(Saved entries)
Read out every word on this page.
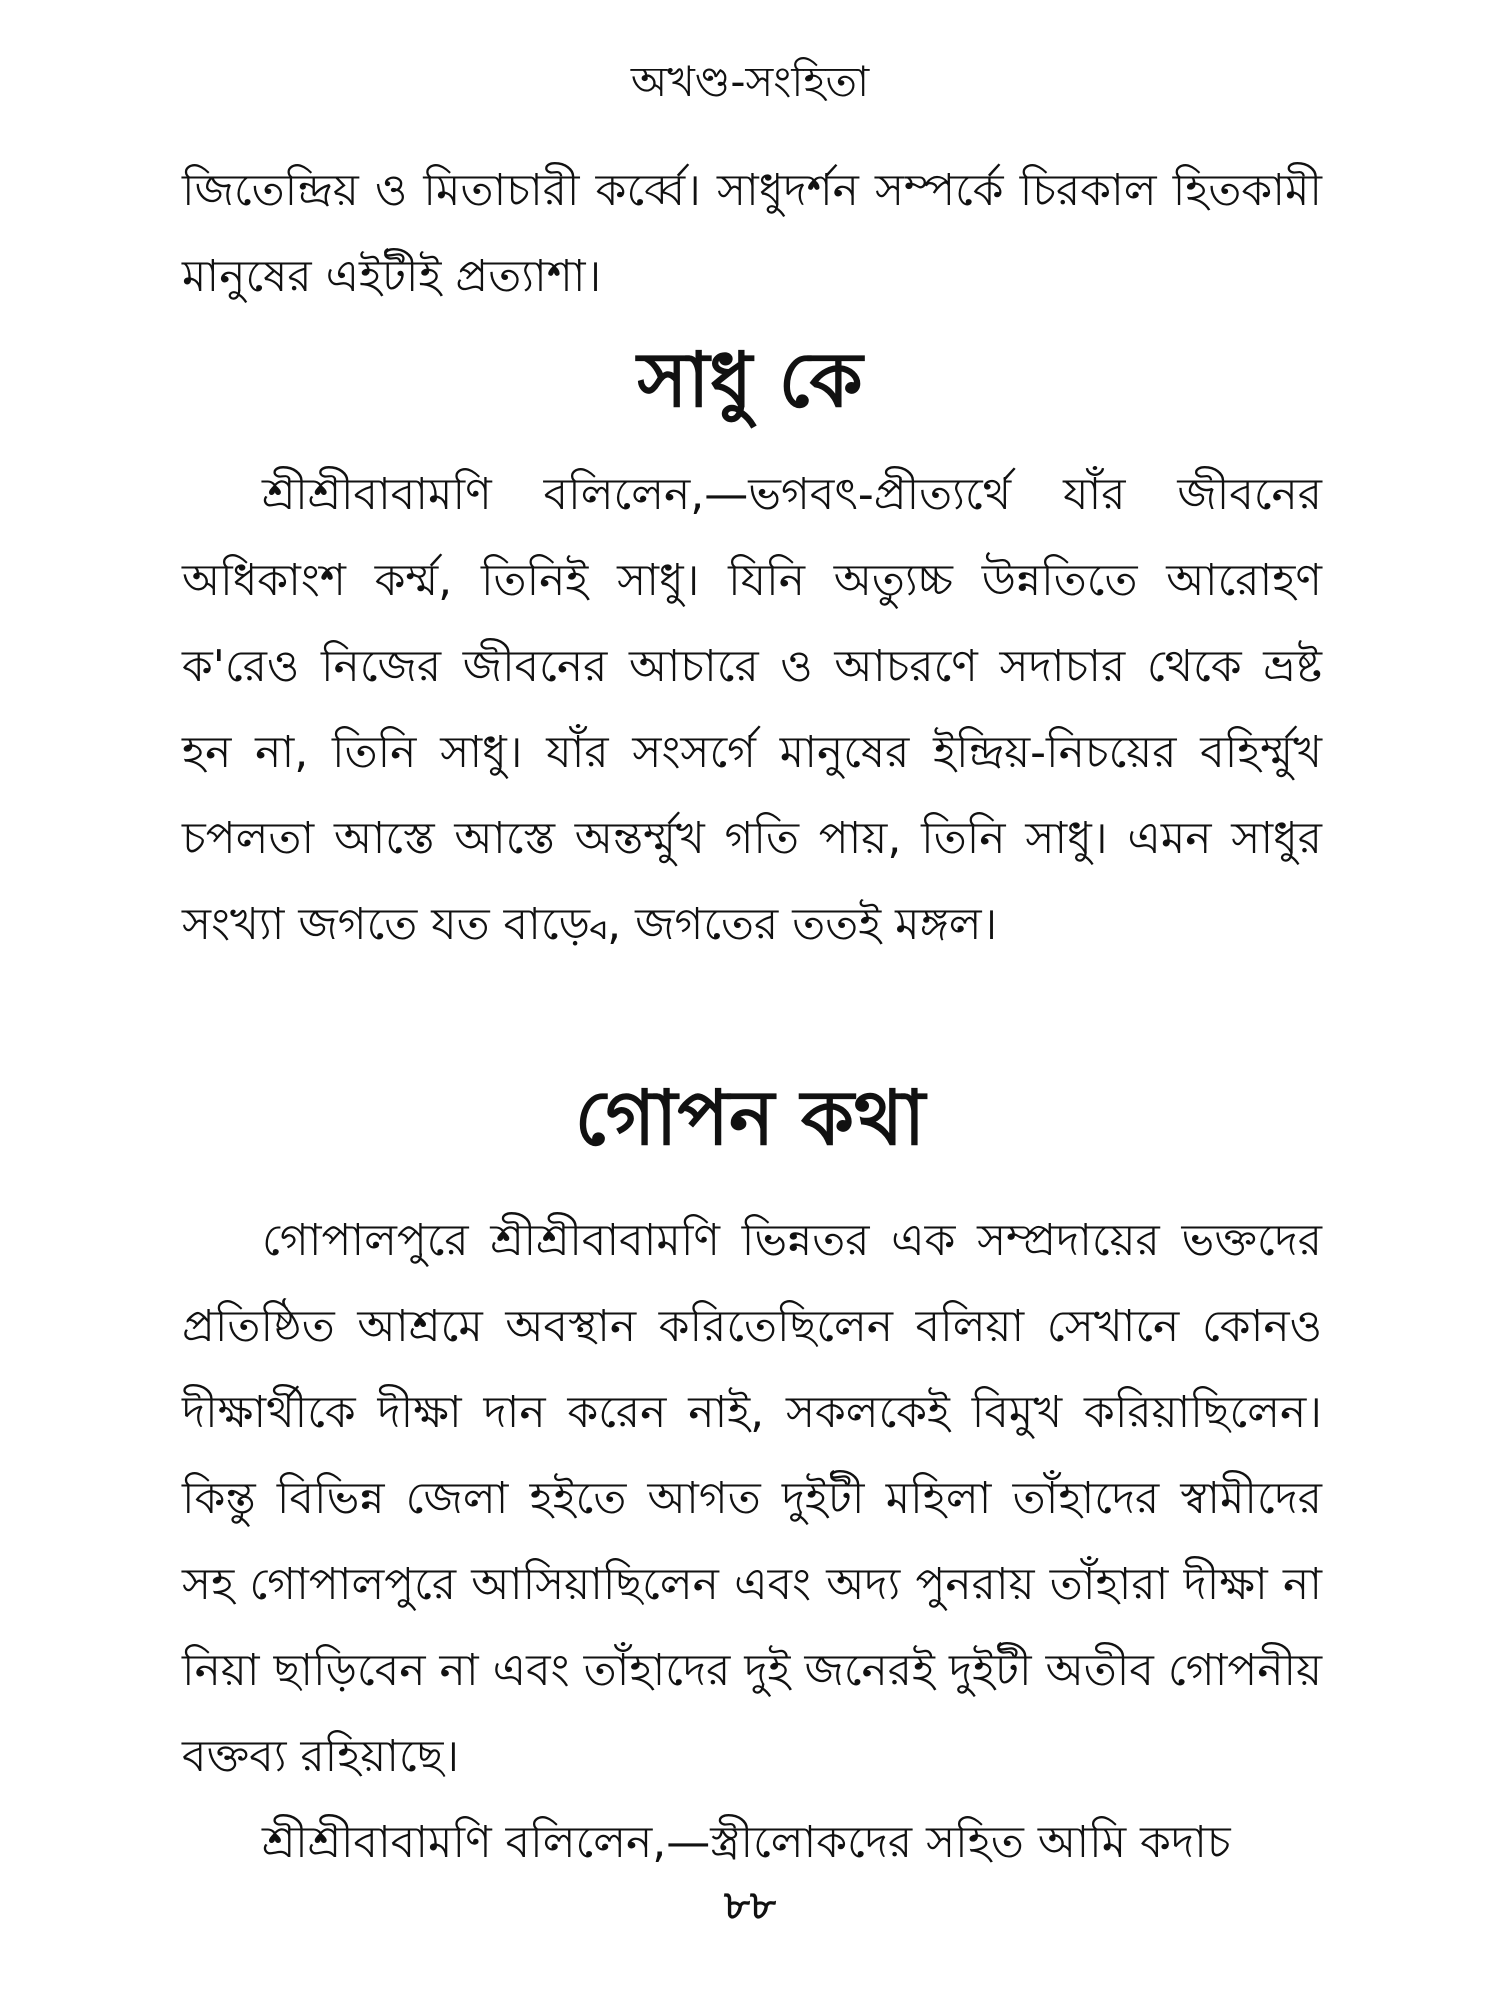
অখণ্ড-সংহিতা

জিতেন্দ্রিয় ও মিতাচারী কর্ব্বে। সাধুদর্শন সম্পর্কে চিরকাল হিতকামী মানুষের এইটীই প্রত্যাশা।

সাধু কে

শ্রীশ্রীবাবামণি বলিলেন,—ভগবৎ-প্রীত্যর্থে যাঁর জীবনের অধিকাংশ কর্ম্ম, তিনিই সাধু। যিনি অত্যুচ্চ উন্নতিতে আরোহণ ক'রেও নিজের জীবনের আচারে ও আচরণে সদাচার থেকে ভ্রষ্ট হন না, তিনি সাধু। যাঁর সংসর্গে মানুষের ইন্দ্রিয়-নিচয়ের বহির্ম্মুখ চপলতা আস্তে আস্তে অন্তর্ম্মুখ গতি পায়, তিনি সাধু। এমন সাধুর সংখ্যা জগতে যত বাড়্বে, জগতের ততই মঙ্গল।

গোপন কথা

গোপালপুরে শ্রীশ্রীবাবামণি ভিন্নতর এক সম্প্রদায়ের ভক্তদের প্রতিষ্ঠিত আশ্রমে অবস্থান করিতেছিলেন বলিয়া সেখানে কোনও দীক্ষার্থীকে দীক্ষা দান করেন নাই, সকলকেই বিমুখ করিয়াছিলেন। কিন্তু বিভিন্ন জেলা হইতে আগত দুইটী মহিলা তাঁহাদের স্বামীদের সহ গোপালপুরে আসিয়াছিলেন এবং অদ্য পুনরায় তাঁহারা দীক্ষা না নিয়া ছাড়িবেন না এবং তাঁহাদের দুই জনেরই দুইটী অতীব গোপনীয় বক্তব্য রহিয়াছে।

শ্রীশ্রীবাবামণি বলিলেন,—স্ত্রীলোকদের সহিত আমি কদাচ

৮৮
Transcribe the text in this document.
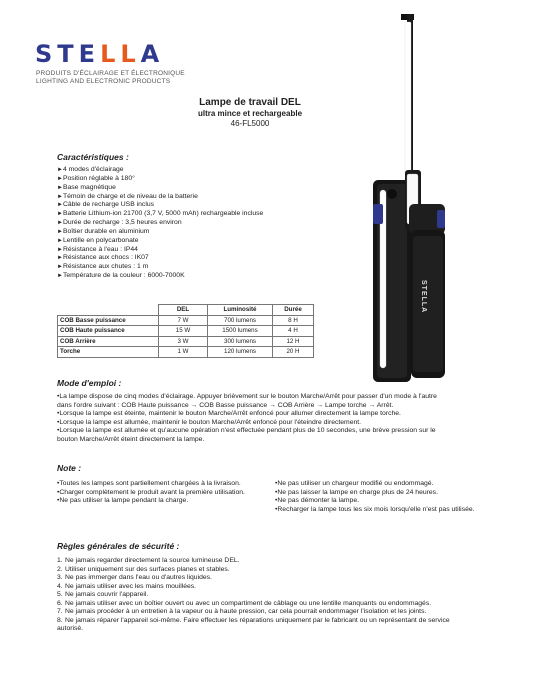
STELLA
PRODUITS D'ÉCLAIRAGE ET ÉLECTRONIQUE
LIGHTING AND ELECTRONIC PRODUCTS
Lampe de travail DEL
ultra mince et rechargeable
46-FL5000
STELLA
Caractéristiques :
► 4 modes d'éclairage
► Position réglable à 180°
► Base magnétique
► Témoin de charge et de niveau de la batterie
► Câble de recharge USB inclus
► Batterie Lithium-ion 21700 (3,7 V, 5000 mAh) rechargeable incluse
► Durée de recharge : 3,5 heures environ
► Boîtier durable en aluminium
► Lentille en polycarbonate
► Résistance à l'eau : IP44
► Résistance aux chocs : IK07
► Résistance aux chutes : 1 m
► Température de la couleur : 6000-7000K
	DEL	Luminosité	Durée
COB Basse puissance	7 W	700 lumens	8 H
COB Haute puissance	15 W	1500 lumens	4 H
COB Arrière	3 W	300 lumens	12 H
Torche	1 W	120 lumens	20 H
Mode d'emploi :
• La lampe dispose de cinq modes d'éclairage. Appuyer brièvement sur le bouton Marche/Arrêt pour passer d'un mode à l'autre dans l'ordre suivant : COB Haute puissance → COB Basse puissance → COB Arrière → Lampe torche → Arrêt.
• Lorsque la lampe est éteinte, maintenir le bouton Marche/Arrêt enfoncé pour allumer directement la lampe torche.
• Lorsque la lampe est allumée, maintenir le bouton Marche/Arrêt enfoncé pour l'éteindre directement.
• Lorsque la lampe est allumée et qu'aucune opération n'est effectuée pendant plus de 10 secondes, une brève pression sur le bouton Marche/Arrêt éteint directement la lampe.
Note :
• Toutes les lampes sont partiellement chargées à la livraison.
• Charger complètement le produit avant la première utilisation.
• Ne pas utiliser la lampe pendant la charge.
• Ne pas utiliser un chargeur modifié ou endommagé.
• Ne pas laisser la lampe en charge plus de 24 heures.
• Ne pas démonter la lampe.
• Recharger la lampe tous les six mois lorsqu'elle n'est pas utilisée.
Règles générales de sécurité :
1. Ne jamais regarder directement la source lumineuse DEL.
2. Utiliser uniquement sur des surfaces planes et stables.
3. Ne pas immerger dans l'eau ou d'autres liquides.
4. Ne jamais utiliser avec les mains mouillées.
5. Ne jamais couvrir l'appareil.
6. Ne jamais utiliser avec un boîtier ouvert ou avec un compartiment de câblage ou une lentille manquants ou endommagés.
7. Ne jamais procéder à un entretien à la vapeur ou à haute pression, car cela pourrait endommager l'isolation et les joints.
8. Ne jamais réparer l'appareil soi-même. Faire effectuer les réparations uniquement par le fabricant ou un représentant de service autorisé.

> **Exercise requirements**
Tally the lines of the listing above that include the word "bouton". Answer with the number alone.

> **Full output**
4